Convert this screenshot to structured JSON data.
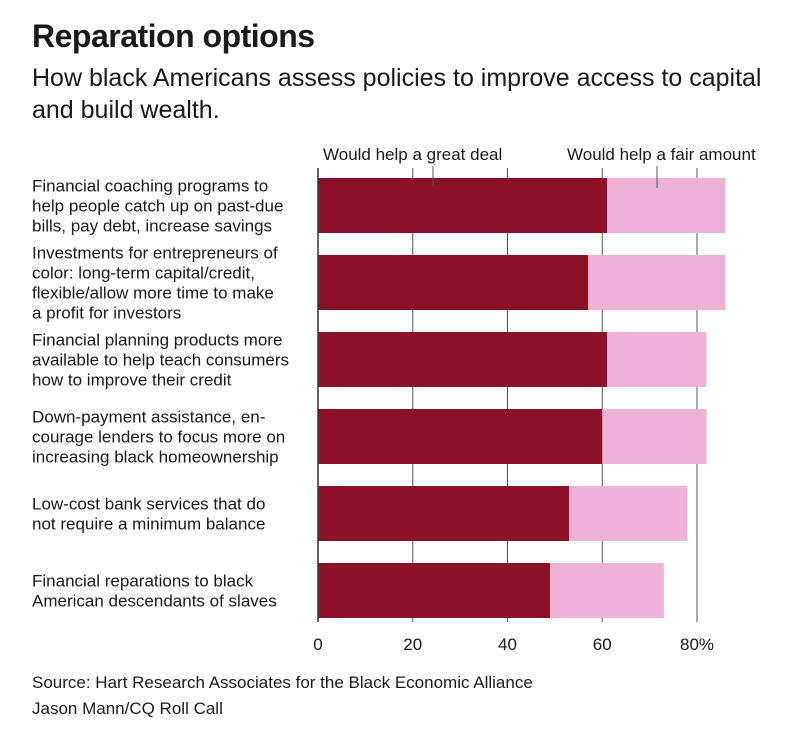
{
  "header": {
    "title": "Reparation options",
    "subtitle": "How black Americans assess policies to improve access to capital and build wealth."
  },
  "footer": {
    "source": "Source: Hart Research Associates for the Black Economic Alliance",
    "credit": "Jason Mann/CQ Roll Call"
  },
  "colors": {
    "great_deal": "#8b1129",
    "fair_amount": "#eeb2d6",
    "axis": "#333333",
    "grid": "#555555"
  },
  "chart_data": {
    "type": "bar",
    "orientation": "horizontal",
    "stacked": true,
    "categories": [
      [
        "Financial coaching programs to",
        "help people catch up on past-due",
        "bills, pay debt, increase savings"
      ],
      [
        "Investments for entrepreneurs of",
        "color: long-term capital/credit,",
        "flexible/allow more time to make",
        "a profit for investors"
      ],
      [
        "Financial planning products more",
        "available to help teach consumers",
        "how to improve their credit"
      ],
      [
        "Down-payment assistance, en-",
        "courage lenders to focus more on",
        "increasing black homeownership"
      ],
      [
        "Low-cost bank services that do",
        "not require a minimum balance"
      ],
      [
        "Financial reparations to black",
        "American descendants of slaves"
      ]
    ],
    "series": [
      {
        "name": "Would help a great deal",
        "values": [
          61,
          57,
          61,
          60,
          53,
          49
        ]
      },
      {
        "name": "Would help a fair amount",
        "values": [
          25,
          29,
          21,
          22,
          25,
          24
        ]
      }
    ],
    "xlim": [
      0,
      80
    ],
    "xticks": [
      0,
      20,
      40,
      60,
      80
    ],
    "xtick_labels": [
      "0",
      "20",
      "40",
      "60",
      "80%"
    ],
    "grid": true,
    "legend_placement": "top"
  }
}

**********

Exercise instructions:
Transcribe all of the records above character for character. Exclude the pictures.

Response to this task:
Convert this screenshot to structured JSON data.
{
  "header": {
    "title": "Reparation options",
    "subtitle": "How black Americans assess policies to improve access to capital and build wealth."
  },
  "footer": {
    "source": "Source: Hart Research Associates for the Black Economic Alliance",
    "credit": "Jason Mann/CQ Roll Call"
  },
  "colors": {
    "great_deal": "#8b1129",
    "fair_amount": "#eeb2d6",
    "axis": "#333333",
    "grid": "#555555"
  },
  "chart_data": {
    "type": "bar",
    "orientation": "horizontal",
    "stacked": true,
    "categories": [
      [
        "Financial coaching programs to",
        "help people catch up on past-due",
        "bills, pay debt, increase savings"
      ],
      [
        "Investments for entrepreneurs of",
        "color: long-term capital/credit,",
        "flexible/allow more time to make",
        "a profit for investors"
      ],
      [
        "Financial planning products more",
        "available to help teach consumers",
        "how to improve their credit"
      ],
      [
        "Down-payment assistance, en-",
        "courage lenders to focus more on",
        "increasing black homeownership"
      ],
      [
        "Low-cost bank services that do",
        "not require a minimum balance"
      ],
      [
        "Financial reparations to black",
        "American descendants of slaves"
      ]
    ],
    "series": [
      {
        "name": "Would help a great deal",
        "values": [
          61,
          57,
          61,
          60,
          53,
          49
        ]
      },
      {
        "name": "Would help a fair amount",
        "values": [
          25,
          29,
          21,
          22,
          25,
          24
        ]
      }
    ],
    "xlim": [
      0,
      80
    ],
    "xticks": [
      0,
      20,
      40,
      60,
      80
    ],
    "xtick_labels": [
      "0",
      "20",
      "40",
      "60",
      "80%"
    ],
    "grid": true,
    "legend_placement": "top"
  }
}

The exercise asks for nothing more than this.